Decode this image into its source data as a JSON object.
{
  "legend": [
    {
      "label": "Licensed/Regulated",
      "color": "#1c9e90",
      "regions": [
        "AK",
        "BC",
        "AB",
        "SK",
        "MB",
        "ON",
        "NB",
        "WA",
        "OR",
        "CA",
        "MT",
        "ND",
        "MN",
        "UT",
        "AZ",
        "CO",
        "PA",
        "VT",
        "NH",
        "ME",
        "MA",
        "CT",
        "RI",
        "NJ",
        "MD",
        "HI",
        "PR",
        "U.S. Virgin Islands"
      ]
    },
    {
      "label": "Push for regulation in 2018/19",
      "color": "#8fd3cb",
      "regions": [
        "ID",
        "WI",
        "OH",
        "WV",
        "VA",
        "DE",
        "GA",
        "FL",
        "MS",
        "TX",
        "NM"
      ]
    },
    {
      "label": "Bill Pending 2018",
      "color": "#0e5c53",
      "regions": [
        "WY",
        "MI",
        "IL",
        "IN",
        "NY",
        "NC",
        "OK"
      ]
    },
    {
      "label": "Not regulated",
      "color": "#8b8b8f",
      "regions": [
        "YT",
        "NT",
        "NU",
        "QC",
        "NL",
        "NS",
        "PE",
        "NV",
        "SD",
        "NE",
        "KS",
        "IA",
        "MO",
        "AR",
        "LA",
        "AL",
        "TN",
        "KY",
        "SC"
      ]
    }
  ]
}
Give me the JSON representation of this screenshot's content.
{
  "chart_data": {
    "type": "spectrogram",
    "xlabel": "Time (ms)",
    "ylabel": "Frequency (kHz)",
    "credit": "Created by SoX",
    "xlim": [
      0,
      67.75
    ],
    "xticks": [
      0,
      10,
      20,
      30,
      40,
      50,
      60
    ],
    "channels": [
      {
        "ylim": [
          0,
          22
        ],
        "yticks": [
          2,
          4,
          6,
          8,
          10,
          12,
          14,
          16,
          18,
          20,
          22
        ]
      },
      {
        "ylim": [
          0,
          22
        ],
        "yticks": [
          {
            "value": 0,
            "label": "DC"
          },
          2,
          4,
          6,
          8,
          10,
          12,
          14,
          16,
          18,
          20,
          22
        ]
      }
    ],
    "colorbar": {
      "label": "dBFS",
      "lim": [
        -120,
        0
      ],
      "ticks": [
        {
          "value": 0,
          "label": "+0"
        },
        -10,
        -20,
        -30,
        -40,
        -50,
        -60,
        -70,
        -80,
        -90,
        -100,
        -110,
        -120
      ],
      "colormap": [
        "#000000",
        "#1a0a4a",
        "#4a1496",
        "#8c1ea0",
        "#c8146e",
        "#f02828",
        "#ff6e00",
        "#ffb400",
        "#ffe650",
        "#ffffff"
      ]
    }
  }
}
# # # # # # #
Requirements: Once more, set down the full listing, verbatim.

Exercise solution:
Decode this image into its source data as a JSON object.
{
  "legend": [
    {
      "label": "Licensed/Regulated",
      "color": "#1c9e90",
      "regions": [
        "AK",
        "BC",
        "AB",
        "SK",
        "MB",
        "ON",
        "NB",
        "WA",
        "OR",
        "CA",
        "MT",
        "ND",
        "MN",
        "UT",
        "AZ",
        "CO",
        "PA",
        "VT",
        "NH",
        "ME",
        "MA",
        "CT",
        "RI",
        "NJ",
        "MD",
        "HI",
        "PR",
        "U.S. Virgin Islands"
      ]
    },
    {
      "label": "Push for regulation in 2018/19",
      "color": "#8fd3cb",
      "regions": [
        "ID",
        "WI",
        "OH",
        "WV",
        "VA",
        "DE",
        "GA",
        "FL",
        "MS",
        "TX",
        "NM"
      ]
    },
    {
      "label": "Bill Pending 2018",
      "color": "#0e5c53",
      "regions": [
        "WY",
        "MI",
        "IL",
        "IN",
        "NY",
        "NC",
        "OK"
      ]
    },
    {
      "label": "Not regulated",
      "color": "#8b8b8f",
      "regions": [
        "YT",
        "NT",
        "NU",
        "QC",
        "NL",
        "NS",
        "PE",
        "NV",
        "SD",
        "NE",
        "KS",
        "IA",
        "MO",
        "AR",
        "LA",
        "AL",
        "TN",
        "KY",
        "SC"
      ]
    }
  ]
}
Give me the JSON representation of this screenshot's content.
{
  "chart_data": {
    "type": "spectrogram",
    "xlabel": "Time (ms)",
    "ylabel": "Frequency (kHz)",
    "credit": "Created by SoX",
    "xlim": [
      0,
      67.75
    ],
    "xticks": [
      0,
      10,
      20,
      30,
      40,
      50,
      60
    ],
    "channels": [
      {
        "ylim": [
          0,
          22
        ],
        "yticks": [
          2,
          4,
          6,
          8,
          10,
          12,
          14,
          16,
          18,
          20,
          22
        ]
      },
      {
        "ylim": [
          0,
          22
        ],
        "yticks": [
          {
            "value": 0,
            "label": "DC"
          },
          2,
          4,
          6,
          8,
          10,
          12,
          14,
          16,
          18,
          20,
          22
        ]
      }
    ],
    "colorbar": {
      "label": "dBFS",
      "lim": [
        -120,
        0
      ],
      "ticks": [
        {
          "value": 0,
          "label": "+0"
        },
        -10,
        -20,
        -30,
        -40,
        -50,
        -60,
        -70,
        -80,
        -90,
        -100,
        -110,
        -120
      ],
      "colormap": [
        "#000000",
        "#1a0a4a",
        "#4a1496",
        "#8c1ea0",
        "#c8146e",
        "#f02828",
        "#ff6e00",
        "#ffb400",
        "#ffe650",
        "#ffffff"
      ]
    }
  }
}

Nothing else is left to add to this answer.